Extracted data entries
(begin)

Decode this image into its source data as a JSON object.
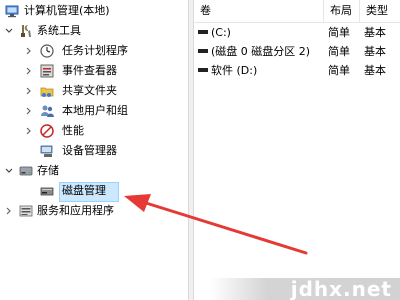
{
  "tree": {
    "root_label": "计算机管理(本地)",
    "system_tools_label": "系统工具",
    "task_scheduler_label": "任务计划程序",
    "event_viewer_label": "事件查看器",
    "shared_folders_label": "共享文件夹",
    "local_users_label": "本地用户和组",
    "performance_label": "性能",
    "device_manager_label": "设备管理器",
    "storage_label": "存储",
    "disk_management_label": "磁盘管理",
    "services_label": "服务和应用程序"
  },
  "list": {
    "columns": [
      "卷",
      "布局",
      "类型"
    ],
    "rows": [
      {
        "volume": "(C:)",
        "layout": "简单",
        "type": "基本"
      },
      {
        "volume": "(磁盘 0 磁盘分区 2)",
        "layout": "简单",
        "type": "基本"
      },
      {
        "volume": "软件 (D:)",
        "layout": "简单",
        "type": "基本"
      }
    ]
  },
  "watermark": "jdhx.net",
  "colors": {
    "selection": "#cce8ff",
    "arrow": "#e53935"
  }
}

(end)

### [Set exercise]
The records above are to be restated exactly, without their pictures.

### [Answer for the task]
Decode this image into its source data as a JSON object.
{
  "tree": {
    "root_label": "计算机管理(本地)",
    "system_tools_label": "系统工具",
    "task_scheduler_label": "任务计划程序",
    "event_viewer_label": "事件查看器",
    "shared_folders_label": "共享文件夹",
    "local_users_label": "本地用户和组",
    "performance_label": "性能",
    "device_manager_label": "设备管理器",
    "storage_label": "存储",
    "disk_management_label": "磁盘管理",
    "services_label": "服务和应用程序"
  },
  "list": {
    "columns": [
      "卷",
      "布局",
      "类型"
    ],
    "rows": [
      {
        "volume": "(C:)",
        "layout": "简单",
        "type": "基本"
      },
      {
        "volume": "(磁盘 0 磁盘分区 2)",
        "layout": "简单",
        "type": "基本"
      },
      {
        "volume": "软件 (D:)",
        "layout": "简单",
        "type": "基本"
      }
    ]
  },
  "watermark": "jdhx.net",
  "colors": {
    "selection": "#cce8ff",
    "arrow": "#e53935"
  }
}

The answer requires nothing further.